[Figure dataset records]
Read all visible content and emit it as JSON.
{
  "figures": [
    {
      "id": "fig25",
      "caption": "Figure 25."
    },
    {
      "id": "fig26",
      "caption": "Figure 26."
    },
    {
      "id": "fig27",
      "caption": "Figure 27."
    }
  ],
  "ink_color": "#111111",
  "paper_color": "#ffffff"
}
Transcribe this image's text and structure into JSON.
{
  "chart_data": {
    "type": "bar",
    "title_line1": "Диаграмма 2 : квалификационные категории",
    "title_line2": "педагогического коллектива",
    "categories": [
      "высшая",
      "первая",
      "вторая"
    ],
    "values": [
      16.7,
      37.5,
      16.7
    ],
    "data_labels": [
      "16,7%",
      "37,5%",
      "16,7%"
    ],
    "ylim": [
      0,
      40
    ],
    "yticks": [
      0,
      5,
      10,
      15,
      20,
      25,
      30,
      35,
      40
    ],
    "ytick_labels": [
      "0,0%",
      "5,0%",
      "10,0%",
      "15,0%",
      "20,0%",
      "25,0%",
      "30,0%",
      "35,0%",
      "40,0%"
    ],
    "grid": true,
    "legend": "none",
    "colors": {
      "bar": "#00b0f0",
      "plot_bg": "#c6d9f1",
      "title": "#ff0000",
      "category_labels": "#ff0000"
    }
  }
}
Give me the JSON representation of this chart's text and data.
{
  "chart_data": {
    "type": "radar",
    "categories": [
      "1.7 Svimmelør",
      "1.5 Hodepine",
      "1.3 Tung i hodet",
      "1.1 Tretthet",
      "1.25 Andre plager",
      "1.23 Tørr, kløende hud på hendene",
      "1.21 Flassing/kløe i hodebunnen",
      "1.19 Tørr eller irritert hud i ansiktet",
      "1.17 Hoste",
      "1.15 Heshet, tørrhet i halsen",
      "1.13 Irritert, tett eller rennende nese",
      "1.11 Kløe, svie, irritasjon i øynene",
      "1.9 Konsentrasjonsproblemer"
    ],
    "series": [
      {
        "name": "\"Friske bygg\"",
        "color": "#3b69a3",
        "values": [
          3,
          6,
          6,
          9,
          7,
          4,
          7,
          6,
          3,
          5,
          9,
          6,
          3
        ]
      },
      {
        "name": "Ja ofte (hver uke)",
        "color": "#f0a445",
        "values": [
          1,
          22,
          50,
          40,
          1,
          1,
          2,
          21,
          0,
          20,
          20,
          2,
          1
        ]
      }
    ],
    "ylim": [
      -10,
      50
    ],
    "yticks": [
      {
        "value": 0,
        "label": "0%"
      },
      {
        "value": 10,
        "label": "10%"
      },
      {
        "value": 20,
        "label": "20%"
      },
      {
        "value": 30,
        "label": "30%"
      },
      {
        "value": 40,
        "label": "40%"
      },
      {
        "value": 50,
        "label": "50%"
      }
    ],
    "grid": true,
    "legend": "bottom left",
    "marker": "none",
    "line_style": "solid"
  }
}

---

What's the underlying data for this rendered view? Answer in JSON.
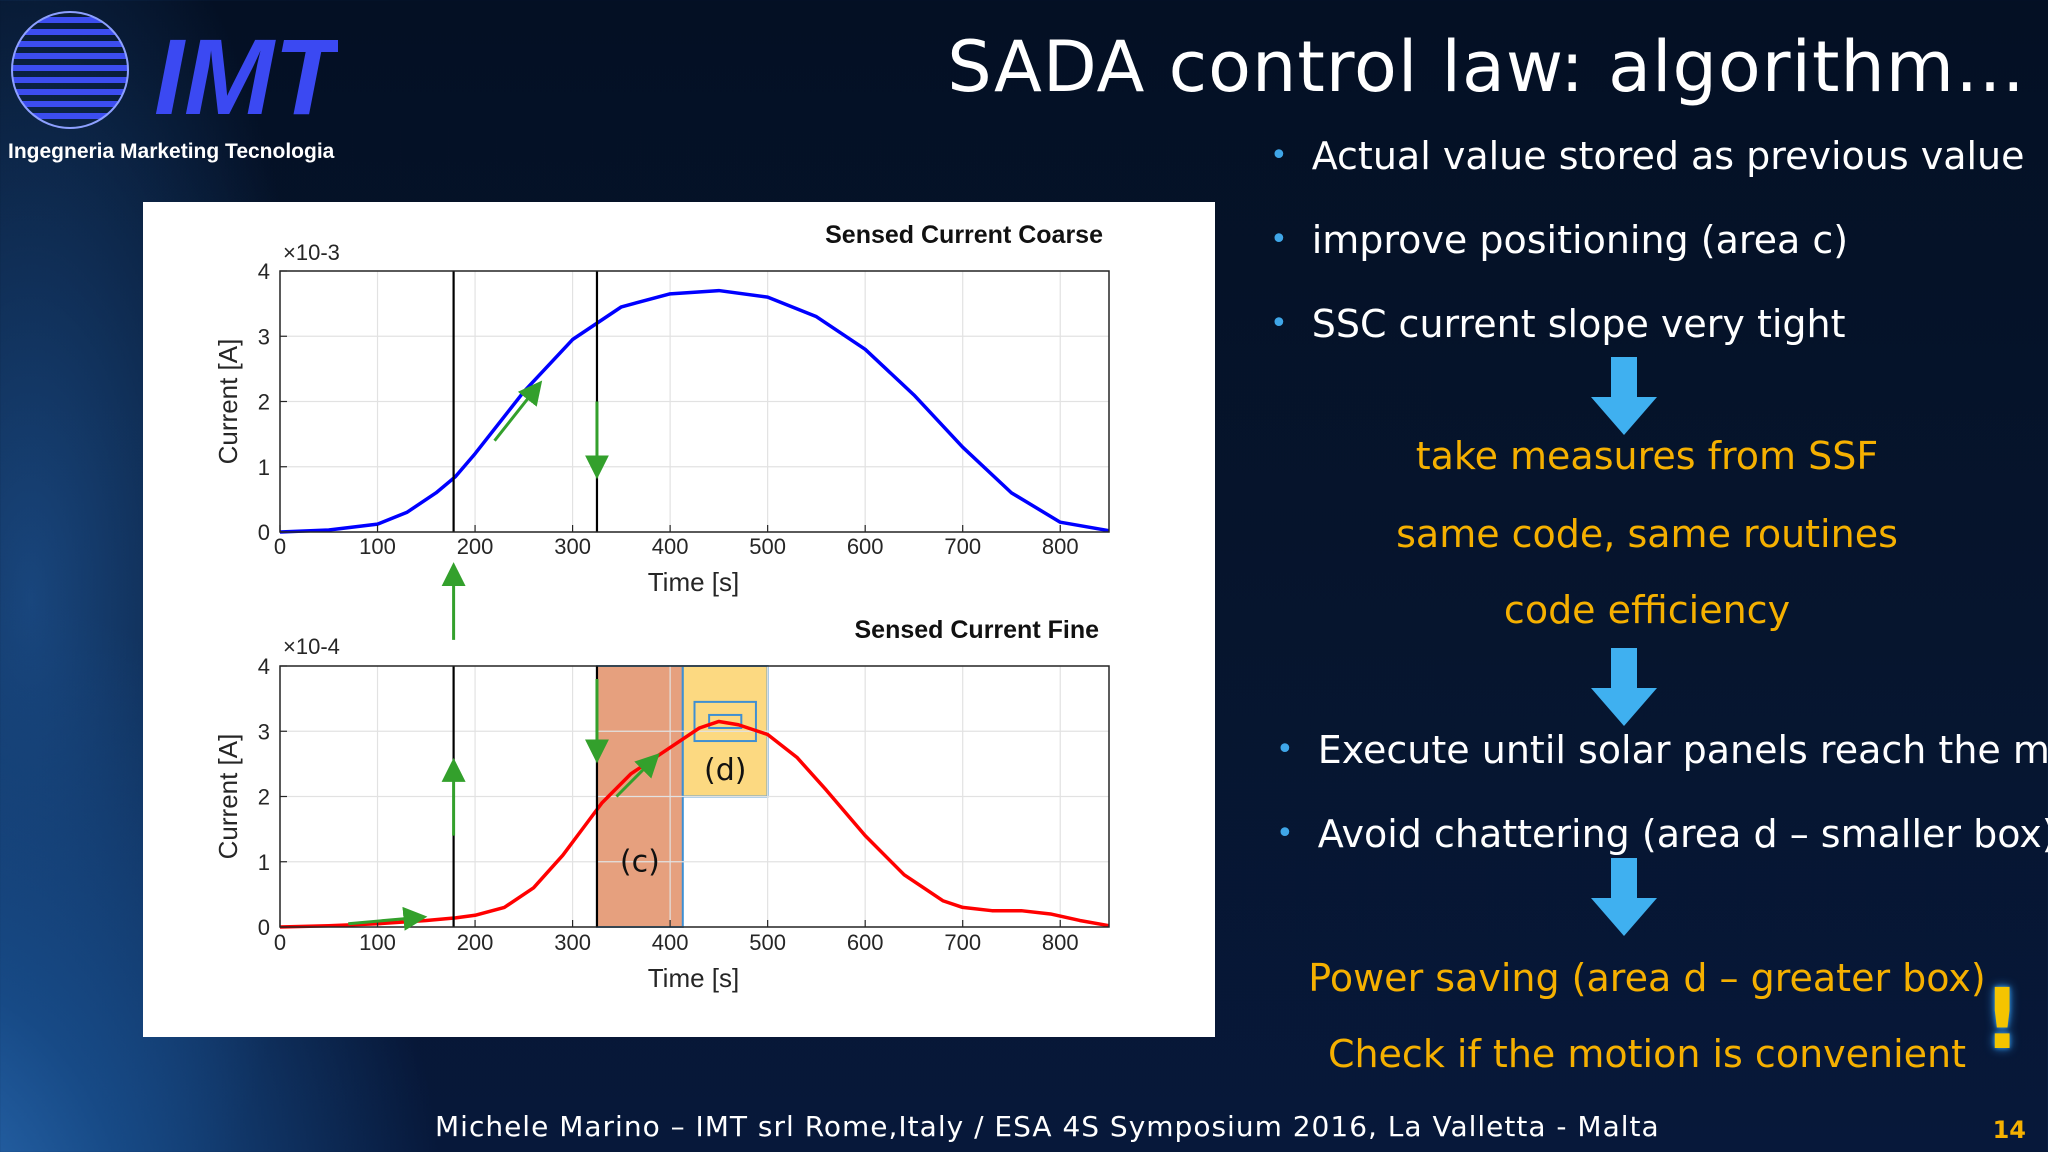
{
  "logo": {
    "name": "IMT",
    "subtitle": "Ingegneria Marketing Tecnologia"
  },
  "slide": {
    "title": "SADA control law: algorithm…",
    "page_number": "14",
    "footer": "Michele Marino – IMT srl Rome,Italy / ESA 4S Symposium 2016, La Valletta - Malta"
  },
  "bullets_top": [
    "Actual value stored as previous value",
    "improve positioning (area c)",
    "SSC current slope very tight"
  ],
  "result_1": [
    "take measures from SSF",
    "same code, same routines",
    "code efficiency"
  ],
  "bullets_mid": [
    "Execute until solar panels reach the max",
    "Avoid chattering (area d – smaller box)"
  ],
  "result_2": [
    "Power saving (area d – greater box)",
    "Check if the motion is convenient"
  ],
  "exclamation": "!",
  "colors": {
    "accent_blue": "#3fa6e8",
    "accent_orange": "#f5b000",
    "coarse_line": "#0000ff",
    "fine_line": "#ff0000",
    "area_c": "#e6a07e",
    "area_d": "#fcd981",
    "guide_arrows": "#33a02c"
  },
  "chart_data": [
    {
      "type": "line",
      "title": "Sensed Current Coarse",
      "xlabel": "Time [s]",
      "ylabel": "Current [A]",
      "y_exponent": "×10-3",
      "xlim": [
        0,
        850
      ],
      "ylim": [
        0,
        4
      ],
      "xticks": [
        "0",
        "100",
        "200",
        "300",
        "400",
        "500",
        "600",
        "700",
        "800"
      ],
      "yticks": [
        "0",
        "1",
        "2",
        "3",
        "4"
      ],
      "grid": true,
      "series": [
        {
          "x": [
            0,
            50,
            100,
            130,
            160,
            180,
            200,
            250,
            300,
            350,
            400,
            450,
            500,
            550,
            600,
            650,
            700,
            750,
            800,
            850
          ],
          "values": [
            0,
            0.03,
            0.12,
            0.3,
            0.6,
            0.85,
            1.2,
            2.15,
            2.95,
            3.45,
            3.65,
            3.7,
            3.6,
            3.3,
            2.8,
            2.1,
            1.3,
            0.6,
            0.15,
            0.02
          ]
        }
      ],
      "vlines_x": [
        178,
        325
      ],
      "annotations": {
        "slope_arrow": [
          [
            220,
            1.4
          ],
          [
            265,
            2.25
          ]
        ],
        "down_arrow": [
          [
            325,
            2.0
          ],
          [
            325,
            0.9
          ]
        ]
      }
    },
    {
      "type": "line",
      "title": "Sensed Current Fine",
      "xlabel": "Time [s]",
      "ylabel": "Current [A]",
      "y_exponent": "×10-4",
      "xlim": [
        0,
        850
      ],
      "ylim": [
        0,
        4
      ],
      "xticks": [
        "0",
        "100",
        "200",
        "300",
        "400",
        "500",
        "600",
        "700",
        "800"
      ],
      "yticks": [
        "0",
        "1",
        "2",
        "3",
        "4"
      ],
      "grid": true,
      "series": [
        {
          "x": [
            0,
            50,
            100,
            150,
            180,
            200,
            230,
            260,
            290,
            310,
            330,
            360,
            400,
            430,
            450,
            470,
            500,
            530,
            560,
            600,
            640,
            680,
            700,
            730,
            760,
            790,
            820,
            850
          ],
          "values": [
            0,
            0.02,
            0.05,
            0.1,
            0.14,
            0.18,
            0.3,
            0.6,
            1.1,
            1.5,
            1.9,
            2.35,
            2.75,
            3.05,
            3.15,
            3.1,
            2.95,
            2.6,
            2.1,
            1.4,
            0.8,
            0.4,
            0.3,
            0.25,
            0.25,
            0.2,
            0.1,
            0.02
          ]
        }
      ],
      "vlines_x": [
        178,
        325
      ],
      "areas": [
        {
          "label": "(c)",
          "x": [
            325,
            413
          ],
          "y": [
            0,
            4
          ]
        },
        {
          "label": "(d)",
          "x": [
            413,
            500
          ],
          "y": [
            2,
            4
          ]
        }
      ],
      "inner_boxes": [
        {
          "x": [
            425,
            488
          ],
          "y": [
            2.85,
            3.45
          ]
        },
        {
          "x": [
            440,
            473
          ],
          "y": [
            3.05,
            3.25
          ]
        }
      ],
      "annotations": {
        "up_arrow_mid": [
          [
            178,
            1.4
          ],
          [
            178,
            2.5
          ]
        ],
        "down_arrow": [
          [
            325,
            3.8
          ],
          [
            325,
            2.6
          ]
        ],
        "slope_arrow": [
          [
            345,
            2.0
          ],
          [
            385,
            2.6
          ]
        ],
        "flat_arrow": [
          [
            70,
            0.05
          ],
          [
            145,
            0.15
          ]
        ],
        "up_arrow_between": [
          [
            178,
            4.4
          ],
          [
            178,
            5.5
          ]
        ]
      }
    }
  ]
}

**PROBLEM REQUIREMENTS:** All lines holding the word "type" should be picked out and copied.

**RIGHT ANSWER:**
    "type": "bar",
    "type": "radar",
      "type": "line",
      "type": "line",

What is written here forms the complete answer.